===== Source material

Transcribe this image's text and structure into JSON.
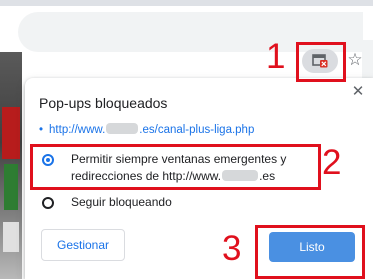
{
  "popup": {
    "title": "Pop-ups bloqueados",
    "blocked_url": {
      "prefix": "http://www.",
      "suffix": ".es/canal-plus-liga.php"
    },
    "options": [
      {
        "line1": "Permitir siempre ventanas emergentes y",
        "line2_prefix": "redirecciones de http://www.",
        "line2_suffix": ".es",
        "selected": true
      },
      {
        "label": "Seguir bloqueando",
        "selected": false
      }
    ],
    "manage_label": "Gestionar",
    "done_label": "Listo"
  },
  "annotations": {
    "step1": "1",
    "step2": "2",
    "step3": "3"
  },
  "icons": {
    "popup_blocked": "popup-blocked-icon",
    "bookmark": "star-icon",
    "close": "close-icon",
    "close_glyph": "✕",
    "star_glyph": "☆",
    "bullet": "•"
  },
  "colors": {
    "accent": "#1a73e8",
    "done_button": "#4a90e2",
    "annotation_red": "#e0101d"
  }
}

==========

Set task
Restate every record exactly, please; do not copy the pictures.

Result for this task
Transcribe this image's text and structure into JSON.
{
  "popup": {
    "title": "Pop-ups bloqueados",
    "blocked_url": {
      "prefix": "http://www.",
      "suffix": ".es/canal-plus-liga.php"
    },
    "options": [
      {
        "line1": "Permitir siempre ventanas emergentes y",
        "line2_prefix": "redirecciones de http://www.",
        "line2_suffix": ".es",
        "selected": true
      },
      {
        "label": "Seguir bloqueando",
        "selected": false
      }
    ],
    "manage_label": "Gestionar",
    "done_label": "Listo"
  },
  "annotations": {
    "step1": "1",
    "step2": "2",
    "step3": "3"
  },
  "icons": {
    "popup_blocked": "popup-blocked-icon",
    "bookmark": "star-icon",
    "close": "close-icon",
    "close_glyph": "✕",
    "star_glyph": "☆",
    "bullet": "•"
  },
  "colors": {
    "accent": "#1a73e8",
    "done_button": "#4a90e2",
    "annotation_red": "#e0101d"
  }
}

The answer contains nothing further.